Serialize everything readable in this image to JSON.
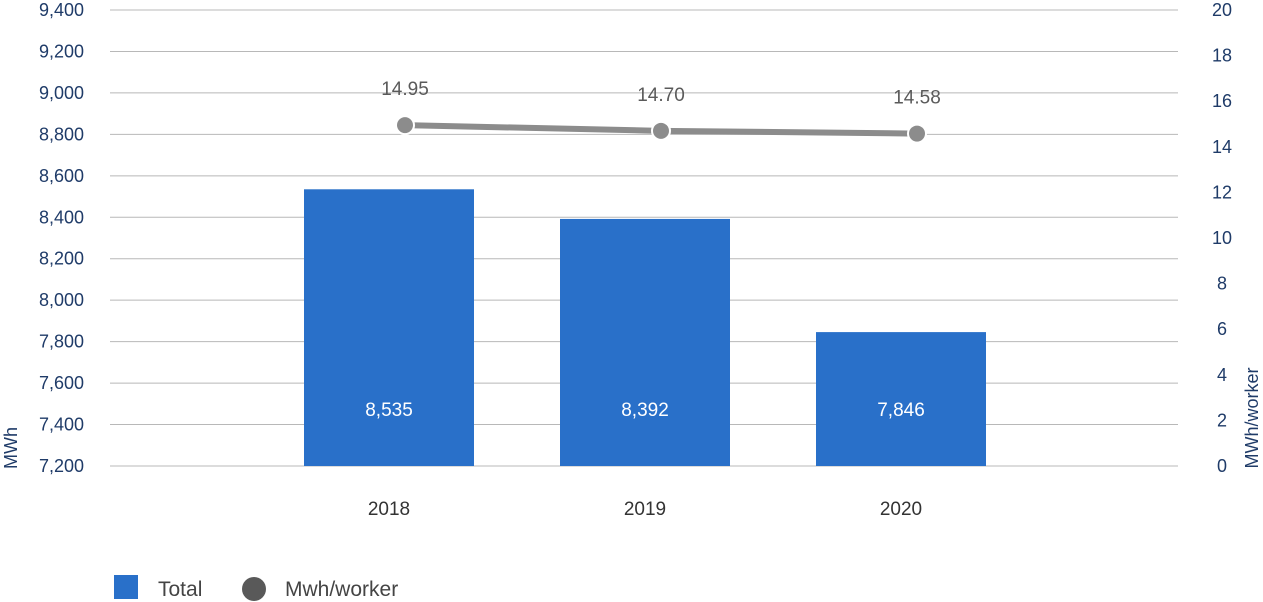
{
  "chart_data": {
    "type": "bar",
    "categories": [
      "2018",
      "2019",
      "2020"
    ],
    "series": [
      {
        "name": "Total",
        "type": "bar",
        "axis": "left",
        "values": [
          8535,
          8392,
          7846
        ],
        "labels": [
          "8,535",
          "8,392",
          "7,846"
        ],
        "color": "#2970c9"
      },
      {
        "name": "Mwh/worker",
        "type": "line",
        "axis": "right",
        "values": [
          14.95,
          14.7,
          14.58
        ],
        "labels": [
          "14.95",
          "14.70",
          "14.58"
        ],
        "color": "#8c8c8c"
      }
    ],
    "ylabel_left": "MWh",
    "ylabel_right": "MWh/worker",
    "ylim_left": [
      7200,
      9400
    ],
    "ylim_right": [
      0,
      20
    ],
    "yticks_left": [
      "7,200",
      "7,400",
      "7,600",
      "7,800",
      "8,000",
      "8,200",
      "8,400",
      "8,600",
      "8,800",
      "9,000",
      "9,200",
      "9,400"
    ],
    "yticks_right": [
      "0",
      "2",
      "4",
      "6",
      "8",
      "10",
      "12",
      "14",
      "16",
      "18",
      "20"
    ],
    "grid": true,
    "legend_position": "bottom-left",
    "legend": [
      "Total",
      "Mwh/worker"
    ]
  }
}
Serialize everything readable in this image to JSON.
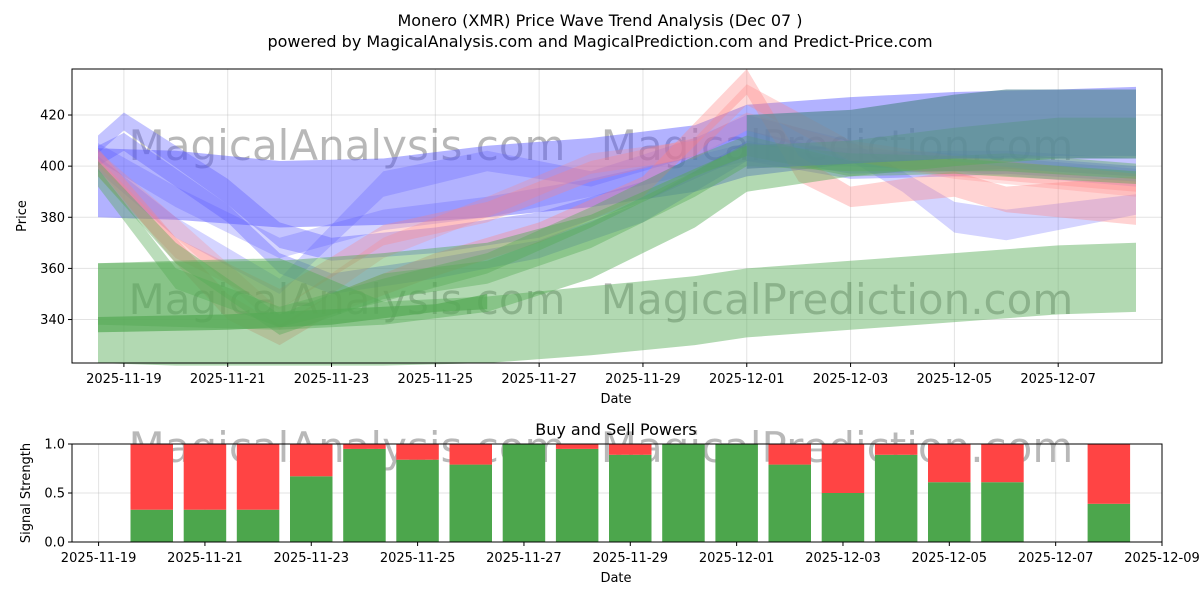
{
  "title_line1": "Monero (XMR) Price Wave Trend Analysis (Dec 07 )",
  "title_line2": "powered by MagicalAnalysis.com and MagicalPrediction.com and Predict-Price.com",
  "watermarks": [
    "MagicalAnalysis.com",
    "MagicalPrediction.com",
    "MagicalAnalysis.com",
    "MagicalPrediction.com",
    "MagicalAnalysis.com",
    "MagicalPrediction.com"
  ],
  "colors": {
    "buy": "#4ca64c",
    "sell": "#ff4444",
    "blue": "#5555ff",
    "red": "#ff8080",
    "green": "#55aa55",
    "teal": "#5a8a9a"
  },
  "chart_data": [
    {
      "type": "area",
      "title": "",
      "xlabel": "Date",
      "ylabel": "Price",
      "xlim": [
        "2025-11-18",
        "2025-12-09"
      ],
      "ylim": [
        323,
        438
      ],
      "yticks": [
        340,
        360,
        380,
        400,
        420
      ],
      "xticks": [
        {
          "date": "2025-11-19",
          "label": "2025-11-19"
        },
        {
          "date": "2025-11-21",
          "label": "2025-11-21"
        },
        {
          "date": "2025-11-23",
          "label": "2025-11-23"
        },
        {
          "date": "2025-11-25",
          "label": "2025-11-25"
        },
        {
          "date": "2025-11-27",
          "label": "2025-11-27"
        },
        {
          "date": "2025-11-29",
          "label": "2025-11-29"
        },
        {
          "date": "2025-12-01",
          "label": "2025-12-01"
        },
        {
          "date": "2025-12-03",
          "label": "2025-12-03"
        },
        {
          "date": "2025-12-05",
          "label": "2025-12-05"
        },
        {
          "date": "2025-12-07",
          "label": "2025-12-07"
        }
      ],
      "bands": [
        {
          "name": "blue-wide",
          "color": "blue",
          "opacity": 0.45,
          "x": [
            "2025-11-18T12",
            "2025-11-20",
            "2025-11-22",
            "2025-11-24",
            "2025-11-26",
            "2025-11-28",
            "2025-11-30",
            "2025-12-01",
            "2025-12-03",
            "2025-12-05",
            "2025-12-07",
            "2025-12-08T12"
          ],
          "upper": [
            407,
            406,
            402,
            403,
            408,
            411,
            416,
            424,
            427,
            429,
            430,
            431
          ],
          "lower": [
            380,
            379,
            376,
            377,
            380,
            384,
            390,
            396,
            401,
            403,
            404,
            404
          ]
        },
        {
          "name": "blue-1",
          "color": "blue",
          "opacity": 0.35,
          "x": [
            "2025-11-18T12",
            "2025-11-19",
            "2025-11-21",
            "2025-11-22",
            "2025-11-23",
            "2025-11-25",
            "2025-11-27",
            "2025-11-29",
            "2025-12-01",
            "2025-12-03",
            "2025-12-05",
            "2025-12-06",
            "2025-12-08T12"
          ],
          "upper": [
            412,
            421,
            395,
            378,
            372,
            376,
            382,
            394,
            414,
            405,
            406,
            406,
            403
          ],
          "lower": [
            405,
            414,
            385,
            368,
            363,
            366,
            372,
            386,
            404,
            397,
            398,
            399,
            396
          ]
        },
        {
          "name": "blue-2",
          "color": "blue",
          "opacity": 0.35,
          "x": [
            "2025-11-18T12",
            "2025-11-19",
            "2025-11-21",
            "2025-11-22",
            "2025-11-23",
            "2025-11-25",
            "2025-11-27",
            "2025-11-29",
            "2025-12-01",
            "2025-12-03",
            "2025-12-05",
            "2025-12-06",
            "2025-12-08T12"
          ],
          "upper": [
            408,
            413,
            385,
            366,
            358,
            364,
            371,
            386,
            410,
            402,
            403,
            404,
            400
          ],
          "lower": [
            400,
            406,
            378,
            358,
            350,
            356,
            364,
            378,
            402,
            395,
            396,
            397,
            394
          ]
        },
        {
          "name": "blue-3",
          "color": "blue",
          "opacity": 0.25,
          "x": [
            "2025-11-18T12",
            "2025-11-20",
            "2025-11-22",
            "2025-11-24",
            "2025-11-26",
            "2025-11-28",
            "2025-11-30",
            "2025-12-01",
            "2025-12-03",
            "2025-12-04",
            "2025-12-05",
            "2025-12-06",
            "2025-12-08T12"
          ],
          "upper": [
            404,
            380,
            356,
            398,
            406,
            398,
            411,
            420,
            410,
            398,
            386,
            383,
            389
          ],
          "lower": [
            398,
            372,
            350,
            388,
            398,
            392,
            404,
            414,
            402,
            390,
            374,
            371,
            381
          ]
        },
        {
          "name": "blue-4",
          "color": "blue",
          "opacity": 0.25,
          "x": [
            "2025-11-18T12",
            "2025-11-20",
            "2025-11-22",
            "2025-11-24",
            "2025-11-26",
            "2025-11-28",
            "2025-11-30",
            "2025-12-01",
            "2025-12-03",
            "2025-12-05",
            "2025-12-08T12"
          ],
          "upper": [
            409,
            392,
            372,
            383,
            388,
            395,
            404,
            409,
            407,
            405,
            399
          ],
          "lower": [
            402,
            384,
            364,
            375,
            380,
            388,
            397,
            402,
            400,
            398,
            392
          ]
        },
        {
          "name": "red-1",
          "color": "red",
          "opacity": 0.35,
          "x": [
            "2025-11-18T12",
            "2025-11-20",
            "2025-11-21",
            "2025-11-22",
            "2025-11-23",
            "2025-11-25",
            "2025-11-27",
            "2025-11-29",
            "2025-12-01",
            "2025-12-02",
            "2025-12-03",
            "2025-12-05",
            "2025-12-06",
            "2025-12-08T12"
          ],
          "upper": [
            407,
            372,
            350,
            338,
            350,
            366,
            378,
            396,
            438,
            404,
            392,
            398,
            392,
            396
          ],
          "lower": [
            399,
            362,
            340,
            330,
            342,
            357,
            370,
            388,
            428,
            394,
            384,
            388,
            382,
            377
          ]
        },
        {
          "name": "red-2",
          "color": "red",
          "opacity": 0.3,
          "x": [
            "2025-11-18T12",
            "2025-11-20",
            "2025-11-22",
            "2025-11-24",
            "2025-11-26",
            "2025-11-28",
            "2025-11-30",
            "2025-12-01",
            "2025-12-03",
            "2025-12-05",
            "2025-12-08T12"
          ],
          "upper": [
            403,
            372,
            352,
            377,
            386,
            402,
            411,
            432,
            410,
            404,
            397
          ],
          "lower": [
            396,
            364,
            344,
            369,
            378,
            394,
            404,
            424,
            402,
            396,
            390
          ]
        },
        {
          "name": "red-3",
          "color": "red",
          "opacity": 0.25,
          "x": [
            "2025-11-18T12",
            "2025-11-20",
            "2025-11-22",
            "2025-11-24",
            "2025-11-26",
            "2025-11-28",
            "2025-11-30",
            "2025-12-01",
            "2025-12-03",
            "2025-12-05",
            "2025-12-08T12"
          ],
          "upper": [
            406,
            380,
            344,
            372,
            388,
            405,
            410,
            421,
            409,
            402,
            394
          ],
          "lower": [
            400,
            372,
            336,
            364,
            380,
            397,
            403,
            414,
            402,
            395,
            388
          ]
        },
        {
          "name": "green-upper",
          "color": "green",
          "opacity": 0.4,
          "x": [
            "2025-11-18T12",
            "2025-11-20",
            "2025-11-22",
            "2025-11-24",
            "2025-11-26",
            "2025-11-28",
            "2025-11-30",
            "2025-12-01",
            "2025-12-03",
            "2025-12-05",
            "2025-12-06",
            "2025-12-08T12"
          ],
          "upper": [
            402,
            370,
            342,
            358,
            363,
            378,
            398,
            409,
            405,
            404,
            405,
            401
          ],
          "lower": [
            396,
            362,
            334,
            348,
            354,
            368,
            388,
            400,
            398,
            398,
            398,
            395
          ]
        },
        {
          "name": "green-upper-2",
          "color": "green",
          "opacity": 0.4,
          "x": [
            "2025-11-18T12",
            "2025-11-20",
            "2025-11-22",
            "2025-11-24",
            "2025-11-26",
            "2025-11-28",
            "2025-11-30",
            "2025-12-01",
            "2025-12-03",
            "2025-12-05",
            "2025-12-08T12"
          ],
          "upper": [
            399,
            360,
            345,
            356,
            366,
            384,
            404,
            412,
            402,
            403,
            398
          ],
          "lower": [
            392,
            352,
            337,
            347,
            358,
            376,
            396,
            404,
            396,
            397,
            393
          ]
        },
        {
          "name": "green-wide",
          "color": "green",
          "opacity": 0.45,
          "x": [
            "2025-11-18T12",
            "2025-11-22",
            "2025-11-24",
            "2025-11-26",
            "2025-11-28",
            "2025-11-30",
            "2025-12-01",
            "2025-12-03",
            "2025-12-05",
            "2025-12-07",
            "2025-12-08T12"
          ],
          "upper": [
            362,
            363,
            366,
            370,
            381,
            399,
            408,
            410,
            415,
            419,
            419
          ],
          "lower": [
            338,
            336,
            338,
            343,
            356,
            376,
            390,
            396,
            400,
            403,
            403
          ]
        },
        {
          "name": "green-low",
          "color": "green",
          "opacity": 0.45,
          "x": [
            "2025-11-18T12",
            "2025-11-20",
            "2025-11-22",
            "2025-11-24",
            "2025-11-26",
            "2025-11-28",
            "2025-11-30",
            "2025-12-01",
            "2025-12-03",
            "2025-12-05",
            "2025-12-07",
            "2025-12-08T12"
          ],
          "upper": [
            362,
            363,
            364,
            347,
            349,
            353,
            357,
            360,
            363,
            366,
            369,
            370
          ],
          "lower": [
            323,
            322,
            322,
            322,
            323,
            326,
            330,
            333,
            336,
            339,
            342,
            343
          ]
        },
        {
          "name": "green-dark",
          "color": "green",
          "opacity": 0.7,
          "x": [
            "2025-11-18T12",
            "2025-11-21",
            "2025-11-23",
            "2025-11-25",
            "2025-11-26"
          ],
          "upper": [
            341,
            342,
            344,
            346,
            350
          ],
          "lower": [
            335,
            336,
            338,
            343,
            344
          ]
        },
        {
          "name": "teal-block",
          "color": "teal",
          "opacity": 0.7,
          "x": [
            "2025-12-01",
            "2025-12-03",
            "2025-12-05",
            "2025-12-06",
            "2025-12-08T12"
          ],
          "upper": [
            420,
            422,
            428,
            430,
            430
          ],
          "lower": [
            399,
            401,
            403,
            403,
            403
          ]
        }
      ]
    },
    {
      "type": "bar",
      "title": "Buy and Sell Powers",
      "xlabel": "Date",
      "ylabel": "Signal Strength",
      "ylim": [
        0,
        1
      ],
      "yticks": [
        {
          "v": 0,
          "label": "0.0"
        },
        {
          "v": 0.5,
          "label": "0.5"
        },
        {
          "v": 1,
          "label": "1.0"
        }
      ],
      "xlim": [
        "2025-11-18T12",
        "2025-12-09"
      ],
      "xticks": [
        "2025-11-19",
        "2025-11-21",
        "2025-11-23",
        "2025-11-25",
        "2025-11-27",
        "2025-11-29",
        "2025-12-01",
        "2025-12-03",
        "2025-12-05",
        "2025-12-07",
        "2025-12-09"
      ],
      "series": [
        {
          "name": "Buy",
          "color": "buy"
        },
        {
          "name": "Sell",
          "color": "sell"
        }
      ],
      "bars": [
        {
          "date": "2025-11-20",
          "buy": 0.33
        },
        {
          "date": "2025-11-21",
          "buy": 0.33
        },
        {
          "date": "2025-11-22",
          "buy": 0.33
        },
        {
          "date": "2025-11-23",
          "buy": 0.67
        },
        {
          "date": "2025-11-24",
          "buy": 0.95
        },
        {
          "date": "2025-11-25",
          "buy": 0.84
        },
        {
          "date": "2025-11-26",
          "buy": 0.79
        },
        {
          "date": "2025-11-27",
          "buy": 1.0
        },
        {
          "date": "2025-11-28",
          "buy": 0.95
        },
        {
          "date": "2025-11-29",
          "buy": 0.89
        },
        {
          "date": "2025-11-30",
          "buy": 1.0
        },
        {
          "date": "2025-12-01",
          "buy": 1.0
        },
        {
          "date": "2025-12-02",
          "buy": 0.79
        },
        {
          "date": "2025-12-03",
          "buy": 0.5
        },
        {
          "date": "2025-12-04",
          "buy": 0.89
        },
        {
          "date": "2025-12-05",
          "buy": 0.61
        },
        {
          "date": "2025-12-06",
          "buy": 0.61
        },
        {
          "date": "2025-12-08",
          "buy": 0.39
        }
      ]
    }
  ]
}
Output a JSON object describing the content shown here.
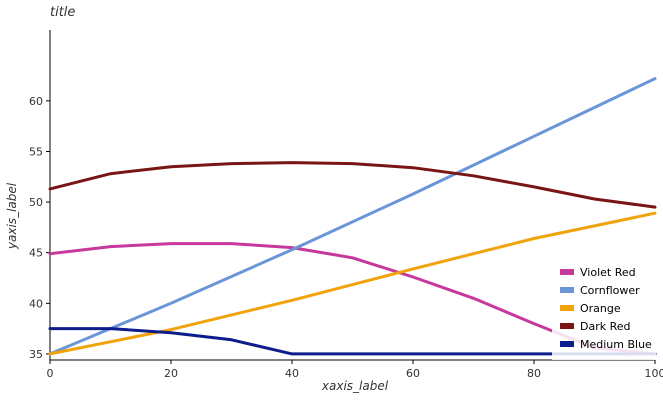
{
  "chart_data": {
    "type": "line",
    "title": "title",
    "xlabel": "xaxis_label",
    "ylabel": "yaxis_label",
    "xlim": [
      0,
      100
    ],
    "ylim": [
      34.4,
      67.0
    ],
    "xticks": [
      0,
      20,
      40,
      60,
      80,
      100
    ],
    "yticks": [
      35,
      40,
      45,
      50,
      55,
      60
    ],
    "grid": false,
    "legend_position": "top-right",
    "series": [
      {
        "name": "Violet Red",
        "color": "#c7389c",
        "x": [
          0,
          10,
          20,
          30,
          40,
          50,
          60,
          70,
          80,
          90,
          100
        ],
        "y": [
          44.9,
          45.6,
          45.9,
          45.9,
          45.5,
          44.5,
          42.6,
          40.5,
          38.0,
          35.6,
          35.0
        ]
      },
      {
        "name": "Cornflower",
        "color": "#6a95d8",
        "x": [
          0,
          20,
          40,
          60,
          80,
          100
        ],
        "y": [
          35.0,
          40.0,
          45.3,
          50.8,
          56.5,
          62.2
        ]
      },
      {
        "name": "Orange",
        "color": "#f0a30a",
        "x": [
          0,
          20,
          40,
          60,
          80,
          100
        ],
        "y": [
          35.0,
          37.4,
          40.3,
          43.4,
          46.4,
          48.9
        ]
      },
      {
        "name": "Dark Red",
        "color": "#7a1515",
        "x": [
          0,
          10,
          20,
          30,
          40,
          50,
          60,
          70,
          80,
          90,
          100
        ],
        "y": [
          51.3,
          52.8,
          53.5,
          53.8,
          53.9,
          53.8,
          53.4,
          52.6,
          51.5,
          50.3,
          49.5
        ]
      },
      {
        "name": "Medium Blue",
        "color": "#0d1e8c",
        "x": [
          0,
          10,
          20,
          30,
          40,
          50,
          60,
          70,
          80,
          90,
          100
        ],
        "y": [
          37.5,
          37.5,
          37.1,
          36.4,
          35.0,
          35.0,
          35.0,
          35.0,
          35.0,
          35.0,
          35.0
        ]
      }
    ]
  }
}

--

> [EXERCISE TASK]:
Identify each line in the records above that contains the word "MagicalPrediction", and copy it out in full.

> [RIGHT ANSWER]:
  "title_line2": "powered by MagicalAnalysis.com and MagicalPrediction.com and Predict-Price.com",
    "MagicalPrediction.com",
    "MagicalPrediction.com",
    "MagicalPrediction.com"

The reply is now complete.